> Your objective
Please set down all the lines beneath this one exactly, without the pictures.

> Dataset rows
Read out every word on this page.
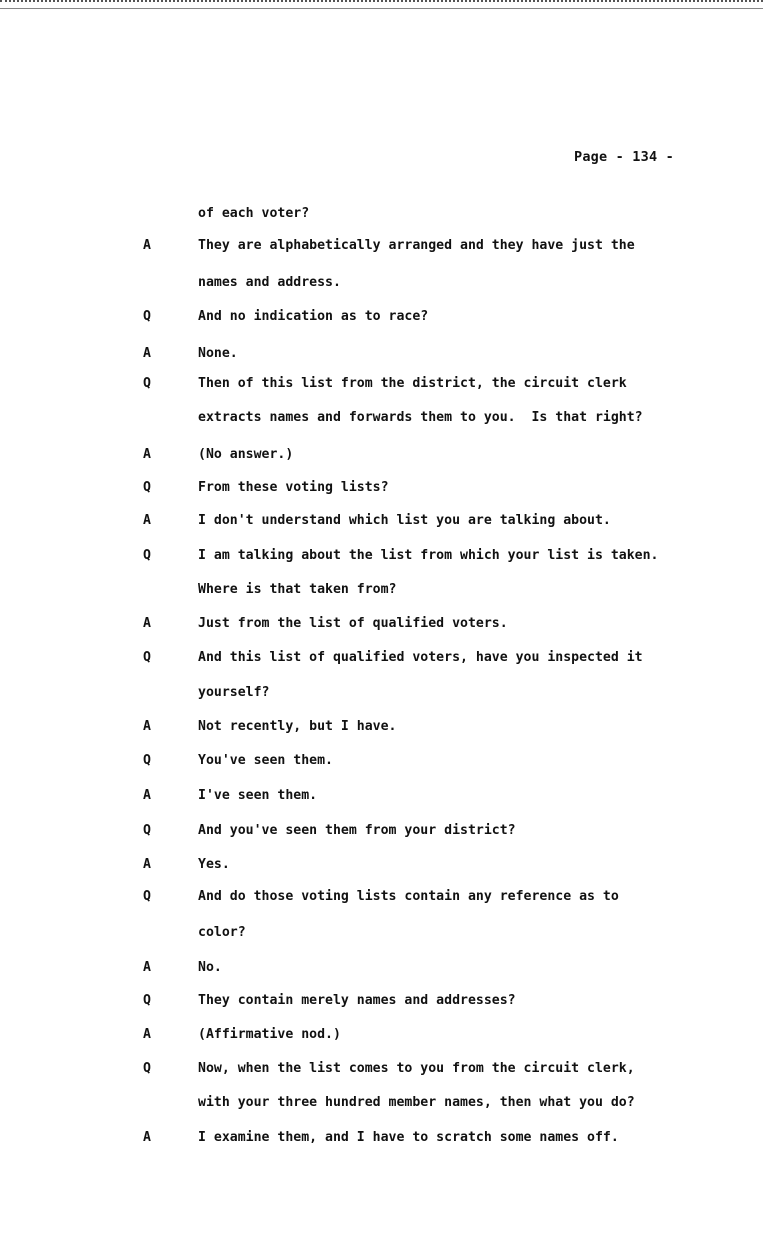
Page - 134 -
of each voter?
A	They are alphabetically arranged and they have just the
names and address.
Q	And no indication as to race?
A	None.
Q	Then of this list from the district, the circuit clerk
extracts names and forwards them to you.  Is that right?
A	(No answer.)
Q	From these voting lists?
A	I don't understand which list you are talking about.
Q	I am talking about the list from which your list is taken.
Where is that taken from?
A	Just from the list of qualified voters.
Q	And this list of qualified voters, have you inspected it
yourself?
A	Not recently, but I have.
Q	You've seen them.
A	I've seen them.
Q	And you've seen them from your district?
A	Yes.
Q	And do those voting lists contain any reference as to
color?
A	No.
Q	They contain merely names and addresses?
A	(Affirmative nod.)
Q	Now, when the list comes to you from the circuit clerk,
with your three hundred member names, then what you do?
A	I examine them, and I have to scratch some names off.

> Answer for this exercise
Read out every word on this page.
Page - 134 -
of each voter?
A	They are alphabetically arranged and they have just the
names and address.
Q	And no indication as to race?
A	None.
Q	Then of this list from the district, the circuit clerk
extracts names and forwards them to you.  Is that right?
A	(No answer.)
Q	From these voting lists?
A	I don't understand which list you are talking about.
Q	I am talking about the list from which your list is taken.
Where is that taken from?
A	Just from the list of qualified voters.
Q	And this list of qualified voters, have you inspected it
yourself?
A	Not recently, but I have.
Q	You've seen them.
A	I've seen them.
Q	And you've seen them from your district?
A	Yes.
Q	And do those voting lists contain any reference as to
color?
A	No.
Q	They contain merely names and addresses?
A	(Affirmative nod.)
Q	Now, when the list comes to you from the circuit clerk,
with your three hundred member names, then what you do?
A	I examine them, and I have to scratch some names off.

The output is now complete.